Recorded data
# # # # # # #
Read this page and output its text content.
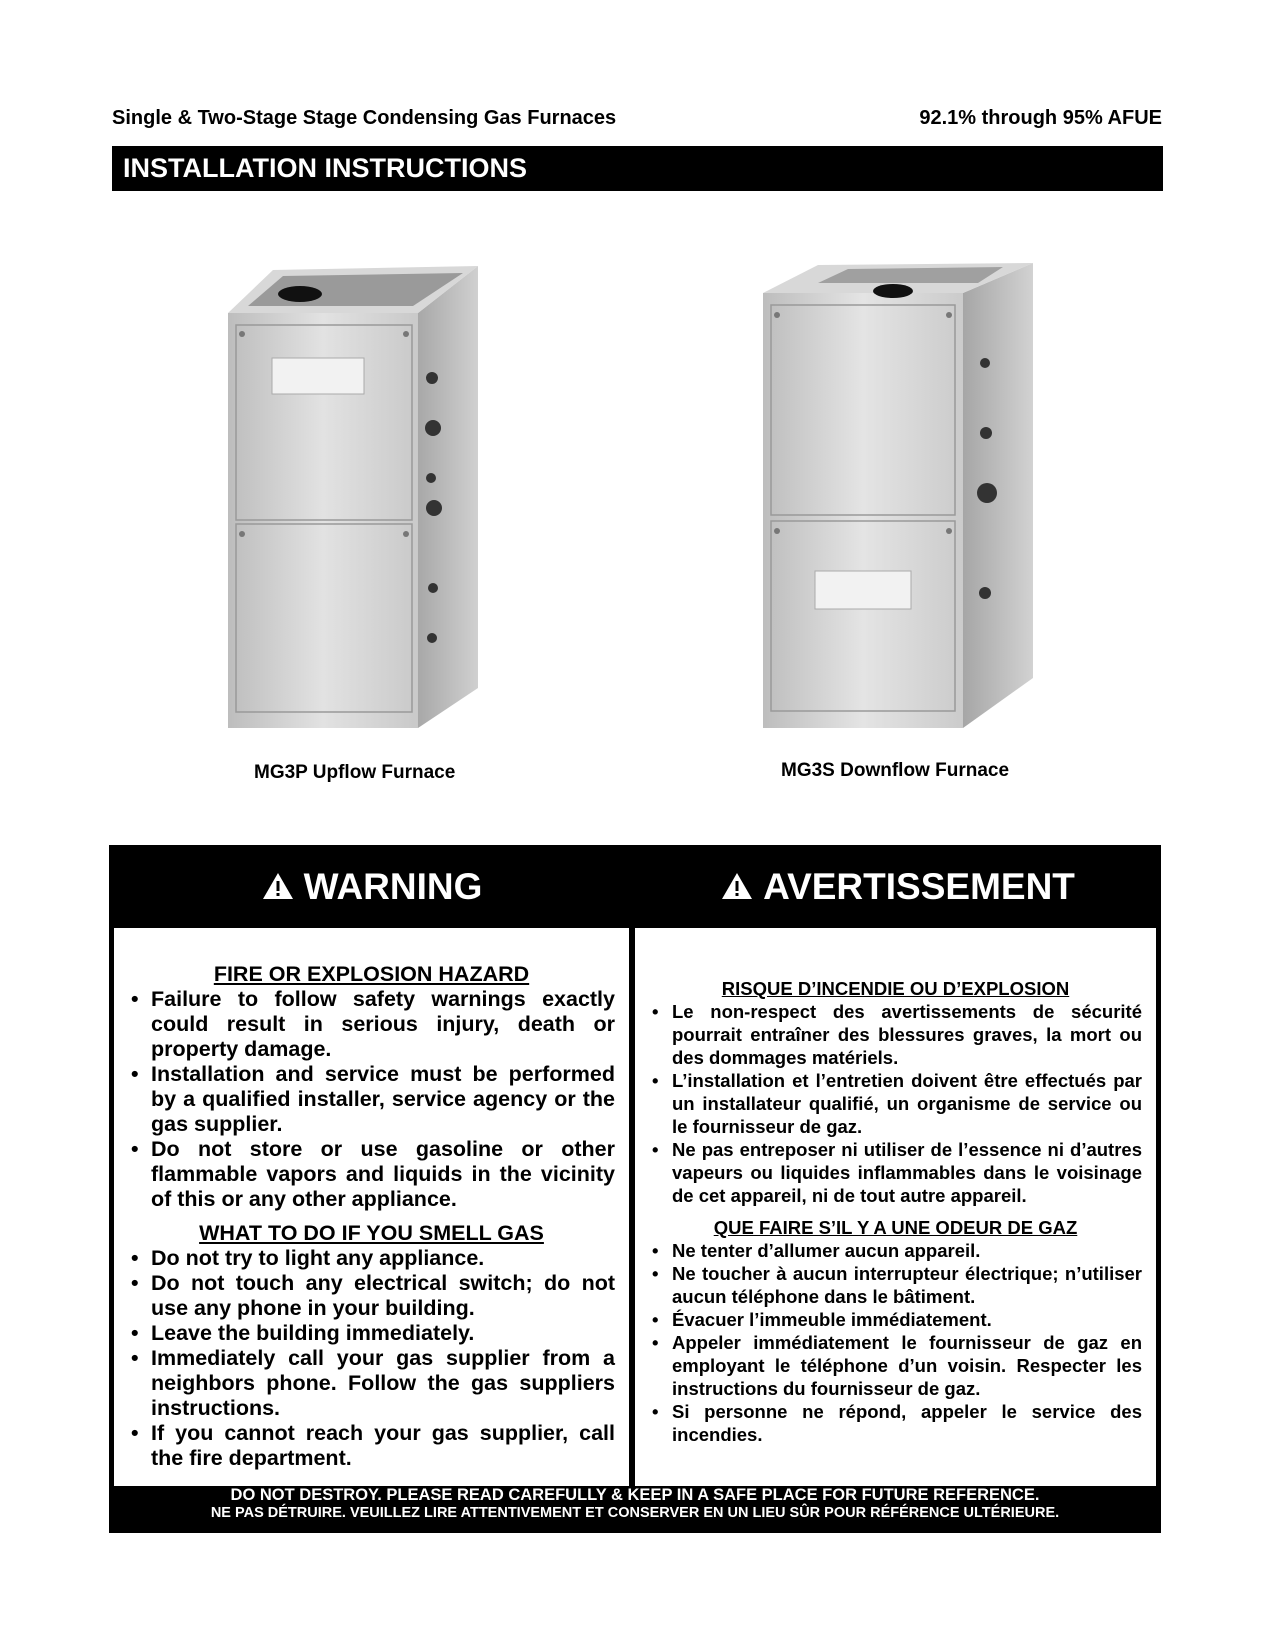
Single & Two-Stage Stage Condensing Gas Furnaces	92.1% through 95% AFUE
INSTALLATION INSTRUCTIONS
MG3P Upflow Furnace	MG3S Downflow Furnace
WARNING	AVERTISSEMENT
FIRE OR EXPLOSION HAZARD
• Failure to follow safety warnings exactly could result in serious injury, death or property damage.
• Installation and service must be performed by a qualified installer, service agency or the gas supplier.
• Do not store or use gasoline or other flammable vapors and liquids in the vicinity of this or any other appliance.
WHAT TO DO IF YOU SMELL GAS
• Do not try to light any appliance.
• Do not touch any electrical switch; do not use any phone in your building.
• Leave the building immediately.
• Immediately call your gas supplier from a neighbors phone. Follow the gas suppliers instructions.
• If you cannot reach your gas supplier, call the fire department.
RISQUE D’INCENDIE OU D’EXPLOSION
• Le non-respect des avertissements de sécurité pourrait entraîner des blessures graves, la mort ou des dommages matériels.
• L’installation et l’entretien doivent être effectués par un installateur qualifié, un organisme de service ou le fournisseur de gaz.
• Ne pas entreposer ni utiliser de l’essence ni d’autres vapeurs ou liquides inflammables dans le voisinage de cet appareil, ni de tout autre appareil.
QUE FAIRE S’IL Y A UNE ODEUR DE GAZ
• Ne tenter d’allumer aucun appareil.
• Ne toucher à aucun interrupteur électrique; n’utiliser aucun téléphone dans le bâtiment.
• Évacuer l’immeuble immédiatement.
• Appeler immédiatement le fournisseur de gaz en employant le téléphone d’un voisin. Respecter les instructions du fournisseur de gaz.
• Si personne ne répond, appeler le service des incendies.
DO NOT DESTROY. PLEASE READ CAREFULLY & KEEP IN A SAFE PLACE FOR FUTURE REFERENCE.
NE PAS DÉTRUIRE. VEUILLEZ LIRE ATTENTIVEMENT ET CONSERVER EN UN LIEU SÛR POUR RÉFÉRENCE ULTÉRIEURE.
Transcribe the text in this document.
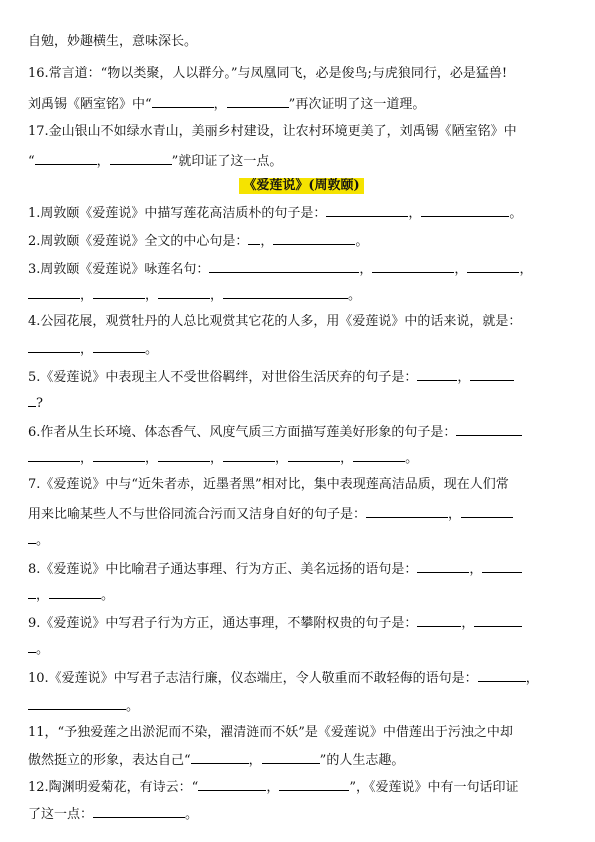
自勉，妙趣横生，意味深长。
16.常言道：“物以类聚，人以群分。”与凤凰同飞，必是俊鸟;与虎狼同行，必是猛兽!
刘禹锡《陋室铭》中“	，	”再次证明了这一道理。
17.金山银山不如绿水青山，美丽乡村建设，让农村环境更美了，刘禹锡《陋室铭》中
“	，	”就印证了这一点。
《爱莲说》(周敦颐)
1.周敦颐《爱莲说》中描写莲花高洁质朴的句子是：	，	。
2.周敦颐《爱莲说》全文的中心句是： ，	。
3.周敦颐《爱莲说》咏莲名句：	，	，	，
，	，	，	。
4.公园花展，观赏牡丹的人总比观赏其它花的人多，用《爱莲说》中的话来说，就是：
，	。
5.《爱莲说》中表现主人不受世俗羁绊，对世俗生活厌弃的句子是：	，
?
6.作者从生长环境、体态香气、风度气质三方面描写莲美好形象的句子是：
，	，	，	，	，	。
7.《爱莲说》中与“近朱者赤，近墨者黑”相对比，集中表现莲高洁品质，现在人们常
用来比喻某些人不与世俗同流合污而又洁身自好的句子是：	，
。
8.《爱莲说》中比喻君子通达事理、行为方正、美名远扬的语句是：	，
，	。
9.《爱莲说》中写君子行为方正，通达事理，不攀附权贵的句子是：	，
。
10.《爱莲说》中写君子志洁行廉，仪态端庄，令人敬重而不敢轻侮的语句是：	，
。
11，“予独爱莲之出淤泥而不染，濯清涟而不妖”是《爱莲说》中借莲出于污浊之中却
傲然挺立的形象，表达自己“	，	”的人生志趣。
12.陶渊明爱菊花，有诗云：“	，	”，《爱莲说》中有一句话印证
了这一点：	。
# # # # # # #
Direction => Repeat the records above exactly, leaving out the pictures.

Exercise result =>
Read this page and output its text content.
Single & Two-Stage Stage Condensing Gas Furnaces	92.1% through 95% AFUE
INSTALLATION INSTRUCTIONS
MG3P Upflow Furnace	MG3S Downflow Furnace
WARNING	AVERTISSEMENT
FIRE OR EXPLOSION HAZARD
• Failure to follow safety warnings exactly could result in serious injury, death or property damage.
• Installation and service must be performed by a qualified installer, service agency or the gas supplier.
• Do not store or use gasoline or other flammable vapors and liquids in the vicinity of this or any other appliance.
WHAT TO DO IF YOU SMELL GAS
• Do not try to light any appliance.
• Do not touch any electrical switch; do not use any phone in your building.
• Leave the building immediately.
• Immediately call your gas supplier from a neighbors phone. Follow the gas suppliers instructions.
• If you cannot reach your gas supplier, call the fire department.
RISQUE D’INCENDIE OU D’EXPLOSION
• Le non-respect des avertissements de sécurité pourrait entraîner des blessures graves, la mort ou des dommages matériels.
• L’installation et l’entretien doivent être effectués par un installateur qualifié, un organisme de service ou le fournisseur de gaz.
• Ne pas entreposer ni utiliser de l’essence ni d’autres vapeurs ou liquides inflammables dans le voisinage de cet appareil, ni de tout autre appareil.
QUE FAIRE S’IL Y A UNE ODEUR DE GAZ
• Ne tenter d’allumer aucun appareil.
• Ne toucher à aucun interrupteur électrique; n’utiliser aucun téléphone dans le bâtiment.
• Évacuer l’immeuble immédiatement.
• Appeler immédiatement le fournisseur de gaz en employant le téléphone d’un voisin. Respecter les instructions du fournisseur de gaz.
• Si personne ne répond, appeler le service des incendies.
DO NOT DESTROY. PLEASE READ CAREFULLY & KEEP IN A SAFE PLACE FOR FUTURE REFERENCE.
NE PAS DÉTRUIRE. VEUILLEZ LIRE ATTENTIVEMENT ET CONSERVER EN UN LIEU SÛR POUR RÉFÉRENCE ULTÉRIEURE.
Transcribe the text in this document.
自勉，妙趣横生，意味深长。
16.常言道：“物以类聚，人以群分。”与凤凰同飞，必是俊鸟;与虎狼同行，必是猛兽!
刘禹锡《陋室铭》中“	，	”再次证明了这一道理。
17.金山银山不如绿水青山，美丽乡村建设，让农村环境更美了，刘禹锡《陋室铭》中
“	，	”就印证了这一点。
《爱莲说》(周敦颐)
1.周敦颐《爱莲说》中描写莲花高洁质朴的句子是：	，	。
2.周敦颐《爱莲说》全文的中心句是： ，	。
3.周敦颐《爱莲说》咏莲名句：	，	，	，
，	，	，	。
4.公园花展，观赏牡丹的人总比观赏其它花的人多，用《爱莲说》中的话来说，就是：
，	。
5.《爱莲说》中表现主人不受世俗羁绊，对世俗生活厌弃的句子是：	，
?
6.作者从生长环境、体态香气、风度气质三方面描写莲美好形象的句子是：
，	，	，	，	，	。
7.《爱莲说》中与“近朱者赤，近墨者黑”相对比，集中表现莲高洁品质，现在人们常
用来比喻某些人不与世俗同流合污而又洁身自好的句子是：	，
。
8.《爱莲说》中比喻君子通达事理、行为方正、美名远扬的语句是：	，
，	。
9.《爱莲说》中写君子行为方正，通达事理，不攀附权贵的句子是：	，
。
10.《爱莲说》中写君子志洁行廉，仪态端庄，令人敬重而不敢轻侮的语句是：	，
。
11，“予独爱莲之出淤泥而不染，濯清涟而不妖”是《爱莲说》中借莲出于污浊之中却
傲然挺立的形象，表达自己“	，	”的人生志趣。
12.陶渊明爱菊花，有诗云：“	，	”，《爱莲说》中有一句话印证
了这一点：	。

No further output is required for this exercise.